What you are asked to do | Look through the material and copy each line holding "color".

Data |
========================

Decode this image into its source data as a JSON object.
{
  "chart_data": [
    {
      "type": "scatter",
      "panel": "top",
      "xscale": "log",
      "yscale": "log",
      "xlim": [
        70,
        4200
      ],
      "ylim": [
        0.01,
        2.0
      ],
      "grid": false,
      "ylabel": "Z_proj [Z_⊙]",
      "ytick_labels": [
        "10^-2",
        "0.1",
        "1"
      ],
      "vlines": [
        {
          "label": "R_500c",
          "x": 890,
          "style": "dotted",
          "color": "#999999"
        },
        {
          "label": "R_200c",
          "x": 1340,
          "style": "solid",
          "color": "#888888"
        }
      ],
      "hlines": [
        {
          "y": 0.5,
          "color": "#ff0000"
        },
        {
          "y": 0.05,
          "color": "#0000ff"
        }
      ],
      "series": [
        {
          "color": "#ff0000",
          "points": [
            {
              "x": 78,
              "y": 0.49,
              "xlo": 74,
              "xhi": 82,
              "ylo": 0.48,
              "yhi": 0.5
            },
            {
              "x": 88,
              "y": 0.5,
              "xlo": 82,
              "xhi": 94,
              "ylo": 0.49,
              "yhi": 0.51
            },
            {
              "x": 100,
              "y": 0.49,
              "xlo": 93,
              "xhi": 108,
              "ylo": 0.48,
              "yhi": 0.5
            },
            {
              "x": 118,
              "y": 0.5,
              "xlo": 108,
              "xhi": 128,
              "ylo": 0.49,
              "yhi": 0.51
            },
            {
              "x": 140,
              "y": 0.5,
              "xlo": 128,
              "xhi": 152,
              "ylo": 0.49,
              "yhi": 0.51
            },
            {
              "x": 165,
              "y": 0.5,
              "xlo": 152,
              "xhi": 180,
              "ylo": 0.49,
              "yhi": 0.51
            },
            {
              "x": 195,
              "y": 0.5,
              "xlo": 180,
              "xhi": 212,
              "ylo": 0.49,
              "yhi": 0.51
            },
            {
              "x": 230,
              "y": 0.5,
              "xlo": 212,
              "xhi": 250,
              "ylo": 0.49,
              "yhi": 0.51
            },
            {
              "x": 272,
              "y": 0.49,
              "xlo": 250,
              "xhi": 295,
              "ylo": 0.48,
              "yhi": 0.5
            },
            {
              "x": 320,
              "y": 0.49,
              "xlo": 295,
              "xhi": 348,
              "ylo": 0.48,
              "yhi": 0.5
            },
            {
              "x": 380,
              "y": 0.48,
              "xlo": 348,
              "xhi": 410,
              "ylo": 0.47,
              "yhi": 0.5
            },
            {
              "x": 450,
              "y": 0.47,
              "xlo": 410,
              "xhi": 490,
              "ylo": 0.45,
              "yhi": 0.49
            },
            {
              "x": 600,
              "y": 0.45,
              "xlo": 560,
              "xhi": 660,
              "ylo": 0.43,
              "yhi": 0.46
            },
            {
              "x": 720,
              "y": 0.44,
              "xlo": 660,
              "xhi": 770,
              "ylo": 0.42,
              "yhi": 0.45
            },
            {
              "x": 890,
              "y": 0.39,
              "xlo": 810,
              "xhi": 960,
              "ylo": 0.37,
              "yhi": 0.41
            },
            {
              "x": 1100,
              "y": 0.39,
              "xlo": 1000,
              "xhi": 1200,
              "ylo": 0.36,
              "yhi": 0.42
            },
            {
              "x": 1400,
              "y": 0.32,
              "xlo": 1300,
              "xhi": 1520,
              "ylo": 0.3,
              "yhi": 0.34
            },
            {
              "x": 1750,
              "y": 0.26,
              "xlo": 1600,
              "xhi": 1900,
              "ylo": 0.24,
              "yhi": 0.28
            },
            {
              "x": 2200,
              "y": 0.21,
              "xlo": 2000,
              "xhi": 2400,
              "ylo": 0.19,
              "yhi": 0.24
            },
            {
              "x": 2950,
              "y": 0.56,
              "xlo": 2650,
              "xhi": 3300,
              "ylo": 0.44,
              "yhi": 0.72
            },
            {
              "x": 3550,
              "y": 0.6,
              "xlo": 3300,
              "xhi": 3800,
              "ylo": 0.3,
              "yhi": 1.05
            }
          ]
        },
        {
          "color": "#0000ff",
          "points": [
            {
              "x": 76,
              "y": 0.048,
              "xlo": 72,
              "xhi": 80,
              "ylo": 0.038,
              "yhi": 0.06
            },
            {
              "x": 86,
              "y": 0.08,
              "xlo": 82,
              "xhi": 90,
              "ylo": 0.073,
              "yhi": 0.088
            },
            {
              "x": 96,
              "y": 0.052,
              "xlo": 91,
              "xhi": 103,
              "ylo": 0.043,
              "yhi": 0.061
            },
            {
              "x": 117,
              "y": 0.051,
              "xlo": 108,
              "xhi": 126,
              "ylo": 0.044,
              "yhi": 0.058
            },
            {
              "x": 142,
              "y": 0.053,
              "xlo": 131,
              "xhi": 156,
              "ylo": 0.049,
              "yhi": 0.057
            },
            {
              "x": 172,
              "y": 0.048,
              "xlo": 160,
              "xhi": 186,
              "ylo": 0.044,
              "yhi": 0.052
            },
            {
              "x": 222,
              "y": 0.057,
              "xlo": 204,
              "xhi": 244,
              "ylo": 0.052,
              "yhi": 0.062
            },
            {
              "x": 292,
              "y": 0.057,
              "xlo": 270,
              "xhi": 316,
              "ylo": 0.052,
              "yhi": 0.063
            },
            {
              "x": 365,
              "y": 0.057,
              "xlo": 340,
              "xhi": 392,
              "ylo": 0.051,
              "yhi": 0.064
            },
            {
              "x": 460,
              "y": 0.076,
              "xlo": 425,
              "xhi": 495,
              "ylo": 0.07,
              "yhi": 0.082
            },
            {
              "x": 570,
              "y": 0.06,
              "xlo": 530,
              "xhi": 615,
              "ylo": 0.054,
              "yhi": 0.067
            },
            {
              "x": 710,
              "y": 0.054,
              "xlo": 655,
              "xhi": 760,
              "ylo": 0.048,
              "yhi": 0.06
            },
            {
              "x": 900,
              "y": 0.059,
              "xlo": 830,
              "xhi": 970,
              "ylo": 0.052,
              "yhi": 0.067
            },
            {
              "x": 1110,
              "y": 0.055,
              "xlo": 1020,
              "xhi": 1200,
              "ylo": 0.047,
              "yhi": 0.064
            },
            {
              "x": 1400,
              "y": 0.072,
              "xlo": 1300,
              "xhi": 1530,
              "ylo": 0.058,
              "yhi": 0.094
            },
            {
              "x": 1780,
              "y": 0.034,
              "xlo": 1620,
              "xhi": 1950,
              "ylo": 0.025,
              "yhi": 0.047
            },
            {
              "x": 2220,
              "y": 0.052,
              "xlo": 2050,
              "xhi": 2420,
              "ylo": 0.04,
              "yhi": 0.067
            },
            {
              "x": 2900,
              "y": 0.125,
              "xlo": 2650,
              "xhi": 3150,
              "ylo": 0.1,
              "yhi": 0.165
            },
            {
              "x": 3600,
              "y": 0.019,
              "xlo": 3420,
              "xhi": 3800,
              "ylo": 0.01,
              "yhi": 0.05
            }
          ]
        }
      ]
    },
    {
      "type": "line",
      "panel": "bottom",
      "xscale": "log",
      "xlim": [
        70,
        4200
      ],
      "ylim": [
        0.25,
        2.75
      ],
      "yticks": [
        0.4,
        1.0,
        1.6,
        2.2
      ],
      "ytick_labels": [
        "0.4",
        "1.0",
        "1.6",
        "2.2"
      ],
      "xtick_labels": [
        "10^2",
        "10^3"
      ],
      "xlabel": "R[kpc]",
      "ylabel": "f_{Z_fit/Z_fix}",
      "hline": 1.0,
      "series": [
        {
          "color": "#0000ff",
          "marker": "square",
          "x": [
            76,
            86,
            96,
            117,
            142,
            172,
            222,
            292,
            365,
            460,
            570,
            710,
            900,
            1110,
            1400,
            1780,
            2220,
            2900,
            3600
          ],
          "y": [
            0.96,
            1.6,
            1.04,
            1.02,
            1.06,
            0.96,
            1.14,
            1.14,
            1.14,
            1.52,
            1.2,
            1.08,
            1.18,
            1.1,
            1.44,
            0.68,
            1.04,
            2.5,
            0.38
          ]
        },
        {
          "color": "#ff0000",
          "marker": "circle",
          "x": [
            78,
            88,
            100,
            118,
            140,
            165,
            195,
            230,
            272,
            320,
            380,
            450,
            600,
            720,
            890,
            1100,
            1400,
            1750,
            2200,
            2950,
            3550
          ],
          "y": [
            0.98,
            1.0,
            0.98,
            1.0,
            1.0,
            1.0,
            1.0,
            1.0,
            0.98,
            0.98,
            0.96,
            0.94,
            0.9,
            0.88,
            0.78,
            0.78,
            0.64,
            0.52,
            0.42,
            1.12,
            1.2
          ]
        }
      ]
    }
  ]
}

========================

Written response |
          "color": "#999999"
          "color": "#888888"
          "color": "#ff0000"
          "color": "#0000ff"
          "color": "#ff0000",
          "color": "#0000ff",
          "color": "#0000ff",
          "color": "#ff0000",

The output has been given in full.